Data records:
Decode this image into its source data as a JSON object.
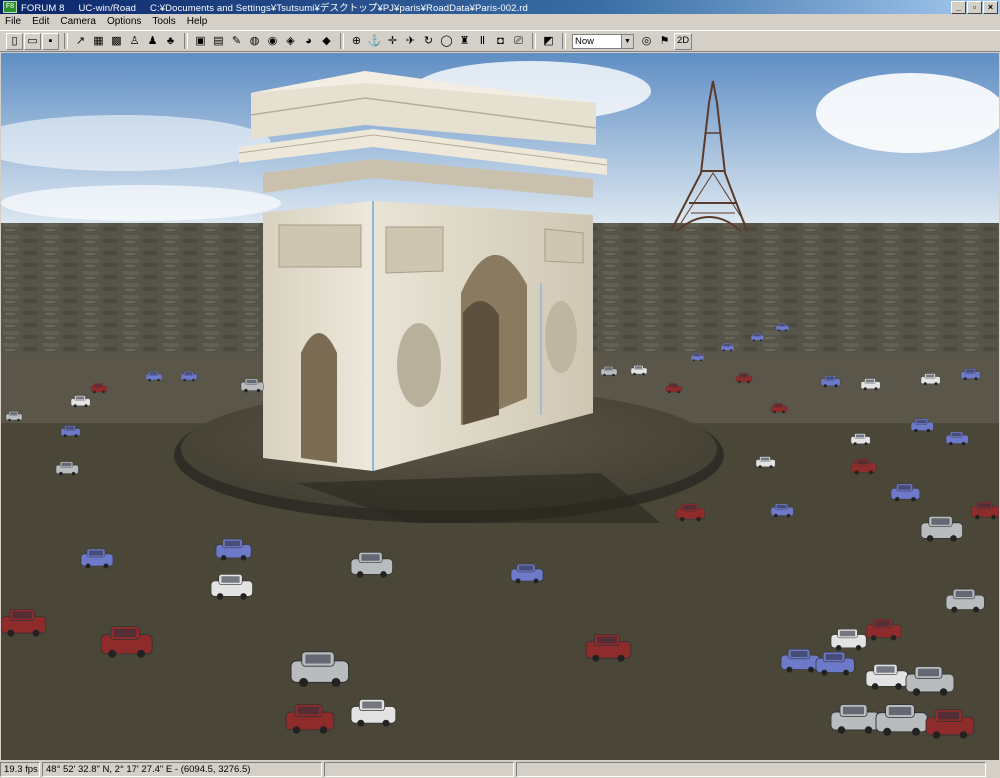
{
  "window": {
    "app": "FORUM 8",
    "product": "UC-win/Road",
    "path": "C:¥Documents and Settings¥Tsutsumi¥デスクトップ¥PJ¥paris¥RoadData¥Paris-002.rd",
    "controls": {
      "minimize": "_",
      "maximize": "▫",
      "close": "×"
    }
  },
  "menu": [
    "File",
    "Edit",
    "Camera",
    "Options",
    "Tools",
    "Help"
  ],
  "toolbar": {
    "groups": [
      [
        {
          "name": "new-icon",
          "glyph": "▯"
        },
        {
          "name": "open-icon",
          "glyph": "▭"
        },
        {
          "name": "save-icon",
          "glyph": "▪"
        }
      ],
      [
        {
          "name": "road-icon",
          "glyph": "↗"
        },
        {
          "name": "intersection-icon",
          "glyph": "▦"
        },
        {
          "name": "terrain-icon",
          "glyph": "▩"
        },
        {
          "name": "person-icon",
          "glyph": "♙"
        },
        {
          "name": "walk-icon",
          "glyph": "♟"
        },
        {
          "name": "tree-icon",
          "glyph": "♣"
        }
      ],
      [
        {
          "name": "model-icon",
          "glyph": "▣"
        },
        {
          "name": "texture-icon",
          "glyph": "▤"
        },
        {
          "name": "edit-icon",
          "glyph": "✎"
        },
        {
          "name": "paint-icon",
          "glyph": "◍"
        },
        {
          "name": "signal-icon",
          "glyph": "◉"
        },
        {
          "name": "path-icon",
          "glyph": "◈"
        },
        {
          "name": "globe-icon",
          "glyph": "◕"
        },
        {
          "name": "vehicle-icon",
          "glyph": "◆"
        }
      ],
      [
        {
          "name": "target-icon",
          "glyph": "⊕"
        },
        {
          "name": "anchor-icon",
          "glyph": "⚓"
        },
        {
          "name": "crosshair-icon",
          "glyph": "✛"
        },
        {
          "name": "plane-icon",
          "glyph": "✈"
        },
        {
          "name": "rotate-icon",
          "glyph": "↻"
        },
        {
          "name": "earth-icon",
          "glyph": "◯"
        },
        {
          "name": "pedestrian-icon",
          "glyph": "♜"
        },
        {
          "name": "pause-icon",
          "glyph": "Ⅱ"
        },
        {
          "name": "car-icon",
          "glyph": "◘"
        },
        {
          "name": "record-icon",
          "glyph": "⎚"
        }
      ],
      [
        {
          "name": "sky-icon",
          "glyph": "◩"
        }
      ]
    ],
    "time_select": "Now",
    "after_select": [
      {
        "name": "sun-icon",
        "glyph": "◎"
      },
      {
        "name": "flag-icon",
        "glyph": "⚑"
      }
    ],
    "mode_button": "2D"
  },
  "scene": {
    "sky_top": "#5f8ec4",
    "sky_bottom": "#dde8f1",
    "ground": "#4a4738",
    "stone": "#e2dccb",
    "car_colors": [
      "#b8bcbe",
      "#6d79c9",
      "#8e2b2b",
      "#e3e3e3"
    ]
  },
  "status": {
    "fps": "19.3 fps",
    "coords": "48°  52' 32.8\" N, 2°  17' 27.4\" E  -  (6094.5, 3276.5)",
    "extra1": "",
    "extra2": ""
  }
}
* * *
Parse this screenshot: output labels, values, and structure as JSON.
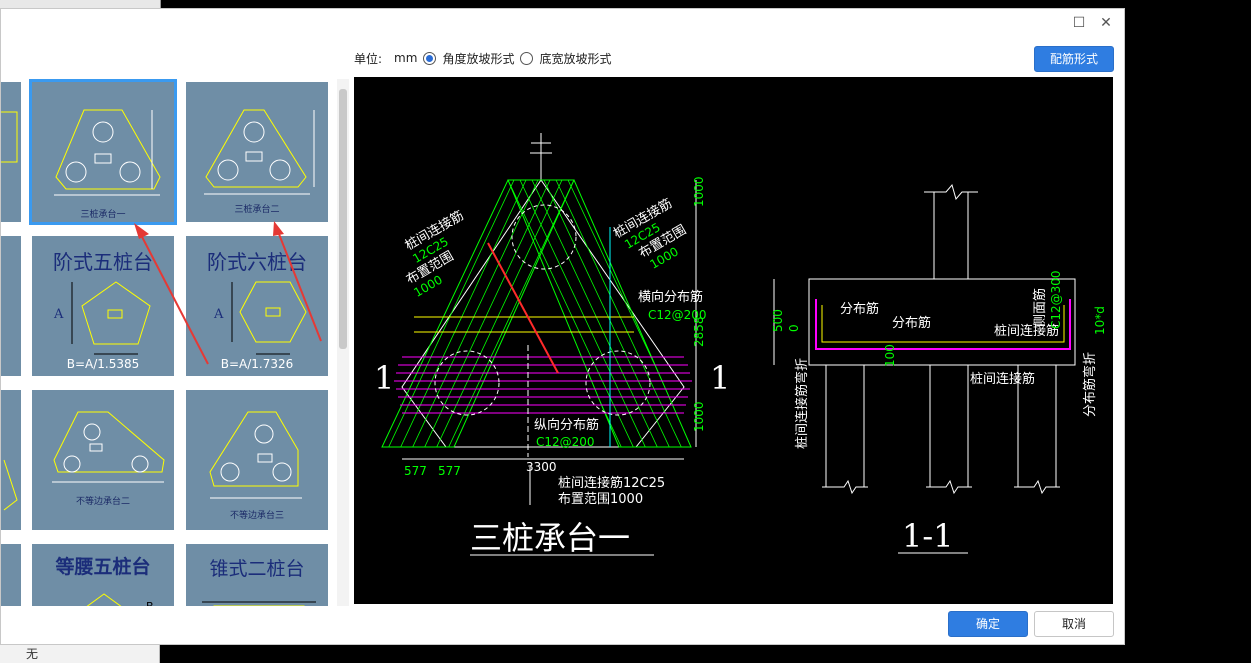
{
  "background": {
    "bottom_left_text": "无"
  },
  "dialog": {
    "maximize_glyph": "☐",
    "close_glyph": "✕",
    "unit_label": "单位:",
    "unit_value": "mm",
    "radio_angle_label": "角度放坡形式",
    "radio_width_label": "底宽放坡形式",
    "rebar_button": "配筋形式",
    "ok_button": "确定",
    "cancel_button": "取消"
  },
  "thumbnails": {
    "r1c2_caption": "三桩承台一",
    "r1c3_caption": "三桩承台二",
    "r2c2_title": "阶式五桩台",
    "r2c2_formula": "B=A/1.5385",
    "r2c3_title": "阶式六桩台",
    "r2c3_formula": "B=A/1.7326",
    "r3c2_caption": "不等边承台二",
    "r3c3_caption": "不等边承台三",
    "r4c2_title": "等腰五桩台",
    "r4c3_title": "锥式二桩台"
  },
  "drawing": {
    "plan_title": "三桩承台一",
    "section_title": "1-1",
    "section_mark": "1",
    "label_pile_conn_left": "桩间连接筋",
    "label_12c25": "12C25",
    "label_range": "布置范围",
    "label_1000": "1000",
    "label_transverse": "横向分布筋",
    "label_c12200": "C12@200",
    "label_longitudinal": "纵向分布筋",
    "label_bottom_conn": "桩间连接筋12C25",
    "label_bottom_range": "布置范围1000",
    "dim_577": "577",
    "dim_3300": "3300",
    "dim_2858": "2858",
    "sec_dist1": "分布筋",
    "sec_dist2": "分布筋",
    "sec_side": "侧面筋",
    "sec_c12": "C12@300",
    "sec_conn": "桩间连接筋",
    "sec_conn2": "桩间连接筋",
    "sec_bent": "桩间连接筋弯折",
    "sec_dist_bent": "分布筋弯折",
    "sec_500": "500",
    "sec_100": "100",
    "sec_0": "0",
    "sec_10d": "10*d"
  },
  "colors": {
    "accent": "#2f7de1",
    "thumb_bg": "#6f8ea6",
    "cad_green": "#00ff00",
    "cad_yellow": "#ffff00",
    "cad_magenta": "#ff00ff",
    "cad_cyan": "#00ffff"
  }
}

Aim: Extract each line from the entries above that contains the string "JSON".

Output for this task:
Decode this image into its source data as a JSON object.
Parse this screenshot: output labels, values, and structure as JSON.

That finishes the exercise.